Problem details
Find and copy each line of the records where the string "oídos" shows up.
Material for this exercise start
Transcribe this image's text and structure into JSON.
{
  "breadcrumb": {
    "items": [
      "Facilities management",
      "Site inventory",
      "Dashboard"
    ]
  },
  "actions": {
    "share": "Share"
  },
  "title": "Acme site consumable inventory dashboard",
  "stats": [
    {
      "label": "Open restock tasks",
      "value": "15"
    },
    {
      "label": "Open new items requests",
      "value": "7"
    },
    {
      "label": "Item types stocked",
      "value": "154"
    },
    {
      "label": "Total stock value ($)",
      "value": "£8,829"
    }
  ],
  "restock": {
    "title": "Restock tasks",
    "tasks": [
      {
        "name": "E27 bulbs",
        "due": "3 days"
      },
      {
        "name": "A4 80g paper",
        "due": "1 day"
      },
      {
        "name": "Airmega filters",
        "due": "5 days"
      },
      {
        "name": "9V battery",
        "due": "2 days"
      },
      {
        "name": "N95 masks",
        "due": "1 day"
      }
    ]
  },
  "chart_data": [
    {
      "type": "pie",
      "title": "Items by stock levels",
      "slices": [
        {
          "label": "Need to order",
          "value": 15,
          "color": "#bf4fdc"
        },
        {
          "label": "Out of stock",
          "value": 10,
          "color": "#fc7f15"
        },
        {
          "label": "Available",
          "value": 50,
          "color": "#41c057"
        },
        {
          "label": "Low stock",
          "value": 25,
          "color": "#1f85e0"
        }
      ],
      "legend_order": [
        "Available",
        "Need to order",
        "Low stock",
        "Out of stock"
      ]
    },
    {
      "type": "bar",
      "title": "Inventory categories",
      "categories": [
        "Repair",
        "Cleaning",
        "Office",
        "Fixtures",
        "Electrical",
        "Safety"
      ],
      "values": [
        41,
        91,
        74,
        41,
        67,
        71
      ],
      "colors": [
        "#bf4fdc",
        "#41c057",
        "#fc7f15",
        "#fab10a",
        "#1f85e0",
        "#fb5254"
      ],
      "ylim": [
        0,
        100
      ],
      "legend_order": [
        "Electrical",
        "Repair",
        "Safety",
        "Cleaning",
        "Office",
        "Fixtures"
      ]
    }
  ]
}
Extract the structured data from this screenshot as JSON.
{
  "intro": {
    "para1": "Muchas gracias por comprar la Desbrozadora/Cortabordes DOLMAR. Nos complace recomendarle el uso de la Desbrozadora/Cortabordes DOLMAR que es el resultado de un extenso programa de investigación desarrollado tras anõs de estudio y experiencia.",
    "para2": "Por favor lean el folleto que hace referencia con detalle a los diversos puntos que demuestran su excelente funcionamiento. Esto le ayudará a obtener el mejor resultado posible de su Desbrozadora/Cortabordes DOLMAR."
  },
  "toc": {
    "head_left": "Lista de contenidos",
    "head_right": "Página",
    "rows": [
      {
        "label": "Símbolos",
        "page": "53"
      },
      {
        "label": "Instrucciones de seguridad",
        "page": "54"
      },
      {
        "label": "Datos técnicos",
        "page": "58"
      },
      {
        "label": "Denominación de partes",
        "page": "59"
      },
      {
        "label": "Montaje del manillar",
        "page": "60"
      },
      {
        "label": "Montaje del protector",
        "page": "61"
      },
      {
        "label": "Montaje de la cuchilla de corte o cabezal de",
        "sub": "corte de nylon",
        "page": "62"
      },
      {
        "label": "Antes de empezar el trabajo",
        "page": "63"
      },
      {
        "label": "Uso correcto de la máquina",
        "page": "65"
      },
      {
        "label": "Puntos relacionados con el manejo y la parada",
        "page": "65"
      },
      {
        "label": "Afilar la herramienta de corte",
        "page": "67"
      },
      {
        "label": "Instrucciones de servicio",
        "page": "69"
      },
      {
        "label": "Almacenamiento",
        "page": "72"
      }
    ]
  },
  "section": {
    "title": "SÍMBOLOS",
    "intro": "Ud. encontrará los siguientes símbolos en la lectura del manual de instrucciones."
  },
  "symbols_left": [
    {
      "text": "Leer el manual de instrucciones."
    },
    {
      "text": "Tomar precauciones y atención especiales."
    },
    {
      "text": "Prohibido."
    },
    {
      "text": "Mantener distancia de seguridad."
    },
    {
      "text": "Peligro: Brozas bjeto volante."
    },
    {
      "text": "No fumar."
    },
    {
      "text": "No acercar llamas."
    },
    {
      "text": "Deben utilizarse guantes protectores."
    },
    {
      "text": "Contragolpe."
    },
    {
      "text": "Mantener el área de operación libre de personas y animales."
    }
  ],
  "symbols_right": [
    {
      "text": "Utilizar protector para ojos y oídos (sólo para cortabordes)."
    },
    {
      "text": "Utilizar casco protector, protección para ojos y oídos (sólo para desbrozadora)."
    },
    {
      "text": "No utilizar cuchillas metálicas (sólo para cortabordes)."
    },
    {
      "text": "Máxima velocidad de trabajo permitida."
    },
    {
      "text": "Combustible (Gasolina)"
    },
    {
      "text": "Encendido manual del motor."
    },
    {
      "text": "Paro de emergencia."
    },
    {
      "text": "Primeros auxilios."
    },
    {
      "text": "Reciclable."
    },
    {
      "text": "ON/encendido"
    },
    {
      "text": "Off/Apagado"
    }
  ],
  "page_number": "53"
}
Material for this exercise end
Response to this task
      "text": "Utilizar protector para ojos y oídos (sólo para cortabordes)."
      "text": "Utilizar casco protector, protección para ojos y oídos (sólo para desbrozadora)."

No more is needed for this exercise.